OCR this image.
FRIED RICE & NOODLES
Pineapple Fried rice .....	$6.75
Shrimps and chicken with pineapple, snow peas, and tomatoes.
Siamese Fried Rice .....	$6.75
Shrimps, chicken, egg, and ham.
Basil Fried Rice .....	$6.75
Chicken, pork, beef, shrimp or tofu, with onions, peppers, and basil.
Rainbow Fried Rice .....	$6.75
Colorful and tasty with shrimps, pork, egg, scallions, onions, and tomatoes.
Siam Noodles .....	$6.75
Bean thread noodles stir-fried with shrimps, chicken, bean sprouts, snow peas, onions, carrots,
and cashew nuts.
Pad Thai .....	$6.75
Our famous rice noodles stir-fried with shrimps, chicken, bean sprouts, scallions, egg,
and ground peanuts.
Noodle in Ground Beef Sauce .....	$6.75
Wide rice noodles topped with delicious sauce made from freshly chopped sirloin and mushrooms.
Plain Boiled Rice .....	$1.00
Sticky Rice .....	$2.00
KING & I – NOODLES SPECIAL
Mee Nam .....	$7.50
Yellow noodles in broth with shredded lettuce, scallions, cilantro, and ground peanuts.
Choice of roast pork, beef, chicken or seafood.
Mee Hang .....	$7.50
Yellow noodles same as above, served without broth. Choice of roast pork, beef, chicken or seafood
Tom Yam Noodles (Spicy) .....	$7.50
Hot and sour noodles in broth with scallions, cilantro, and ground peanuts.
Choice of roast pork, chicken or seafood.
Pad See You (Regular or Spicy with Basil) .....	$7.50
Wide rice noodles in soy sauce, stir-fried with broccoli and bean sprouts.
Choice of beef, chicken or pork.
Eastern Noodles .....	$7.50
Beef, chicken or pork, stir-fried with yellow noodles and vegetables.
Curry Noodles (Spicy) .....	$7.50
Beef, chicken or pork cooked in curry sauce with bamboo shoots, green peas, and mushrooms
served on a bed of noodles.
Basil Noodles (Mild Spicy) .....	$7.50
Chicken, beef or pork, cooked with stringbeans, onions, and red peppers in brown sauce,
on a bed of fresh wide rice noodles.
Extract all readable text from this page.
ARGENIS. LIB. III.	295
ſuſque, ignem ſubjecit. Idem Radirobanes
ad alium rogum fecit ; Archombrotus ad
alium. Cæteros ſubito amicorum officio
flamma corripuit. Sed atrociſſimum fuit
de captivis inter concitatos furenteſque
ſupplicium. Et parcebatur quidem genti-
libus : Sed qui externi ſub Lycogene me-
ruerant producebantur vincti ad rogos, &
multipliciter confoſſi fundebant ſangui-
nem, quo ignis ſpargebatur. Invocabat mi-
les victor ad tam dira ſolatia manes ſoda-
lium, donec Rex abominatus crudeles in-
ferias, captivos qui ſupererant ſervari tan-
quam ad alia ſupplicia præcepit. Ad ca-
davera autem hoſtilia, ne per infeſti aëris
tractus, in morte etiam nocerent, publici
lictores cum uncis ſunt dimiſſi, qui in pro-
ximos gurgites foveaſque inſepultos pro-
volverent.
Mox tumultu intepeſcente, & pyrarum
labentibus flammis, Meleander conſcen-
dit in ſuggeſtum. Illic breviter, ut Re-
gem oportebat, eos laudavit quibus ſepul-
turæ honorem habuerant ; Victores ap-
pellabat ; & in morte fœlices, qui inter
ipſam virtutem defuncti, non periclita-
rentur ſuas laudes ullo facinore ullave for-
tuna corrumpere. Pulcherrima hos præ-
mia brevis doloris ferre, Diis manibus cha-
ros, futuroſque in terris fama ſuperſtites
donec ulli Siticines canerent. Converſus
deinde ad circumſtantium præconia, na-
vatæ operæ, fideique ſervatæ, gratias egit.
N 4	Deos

^^^^^^^^^^^^^^^^

* **YOUR GOAL**: Write out all records exactly, keeping every detail.

* **OUTPUT FOR THIS EXERCISE**:
OCR this image.
FRIED RICE & NOODLES
Pineapple Fried rice .....	$6.75
Shrimps and chicken with pineapple, snow peas, and tomatoes.
Siamese Fried Rice .....	$6.75
Shrimps, chicken, egg, and ham.
Basil Fried Rice .....	$6.75
Chicken, pork, beef, shrimp or tofu, with onions, peppers, and basil.
Rainbow Fried Rice .....	$6.75
Colorful and tasty with shrimps, pork, egg, scallions, onions, and tomatoes.
Siam Noodles .....	$6.75
Bean thread noodles stir-fried with shrimps, chicken, bean sprouts, snow peas, onions, carrots,
and cashew nuts.
Pad Thai .....	$6.75
Our famous rice noodles stir-fried with shrimps, chicken, bean sprouts, scallions, egg,
and ground peanuts.
Noodle in Ground Beef Sauce .....	$6.75
Wide rice noodles topped with delicious sauce made from freshly chopped sirloin and mushrooms.
Plain Boiled Rice .....	$1.00
Sticky Rice .....	$2.00
KING & I – NOODLES SPECIAL
Mee Nam .....	$7.50
Yellow noodles in broth with shredded lettuce, scallions, cilantro, and ground peanuts.
Choice of roast pork, beef, chicken or seafood.
Mee Hang .....	$7.50
Yellow noodles same as above, served without broth. Choice of roast pork, beef, chicken or seafood
Tom Yam Noodles (Spicy) .....	$7.50
Hot and sour noodles in broth with scallions, cilantro, and ground peanuts.
Choice of roast pork, chicken or seafood.
Pad See You (Regular or Spicy with Basil) .....	$7.50
Wide rice noodles in soy sauce, stir-fried with broccoli and bean sprouts.
Choice of beef, chicken or pork.
Eastern Noodles .....	$7.50
Beef, chicken or pork, stir-fried with yellow noodles and vegetables.
Curry Noodles (Spicy) .....	$7.50
Beef, chicken or pork cooked in curry sauce with bamboo shoots, green peas, and mushrooms
served on a bed of noodles.
Basil Noodles (Mild Spicy) .....	$7.50
Chicken, beef or pork, cooked with stringbeans, onions, and red peppers in brown sauce,
on a bed of fresh wide rice noodles.
Extract all readable text from this page.
ARGENIS. LIB. III.	295
ſuſque, ignem ſubjecit. Idem Radirobanes
ad alium rogum fecit ; Archombrotus ad
alium. Cæteros ſubito amicorum officio
flamma corripuit. Sed atrociſſimum fuit
de captivis inter concitatos furenteſque
ſupplicium. Et parcebatur quidem genti-
libus : Sed qui externi ſub Lycogene me-
ruerant producebantur vincti ad rogos, &
multipliciter confoſſi fundebant ſangui-
nem, quo ignis ſpargebatur. Invocabat mi-
les victor ad tam dira ſolatia manes ſoda-
lium, donec Rex abominatus crudeles in-
ferias, captivos qui ſupererant ſervari tan-
quam ad alia ſupplicia præcepit. Ad ca-
davera autem hoſtilia, ne per infeſti aëris
tractus, in morte etiam nocerent, publici
lictores cum uncis ſunt dimiſſi, qui in pro-
ximos gurgites foveaſque inſepultos pro-
volverent.
Mox tumultu intepeſcente, & pyrarum
labentibus flammis, Meleander conſcen-
dit in ſuggeſtum. Illic breviter, ut Re-
gem oportebat, eos laudavit quibus ſepul-
turæ honorem habuerant ; Victores ap-
pellabat ; & in morte fœlices, qui inter
ipſam virtutem defuncti, non periclita-
rentur ſuas laudes ullo facinore ullave for-
tuna corrumpere. Pulcherrima hos præ-
mia brevis doloris ferre, Diis manibus cha-
ros, futuroſque in terris fama ſuperſtites
donec ulli Siticines canerent. Converſus
deinde ad circumſtantium præconia, na-
vatæ operæ, fideique ſervatæ, gratias egit.
N 4	Deos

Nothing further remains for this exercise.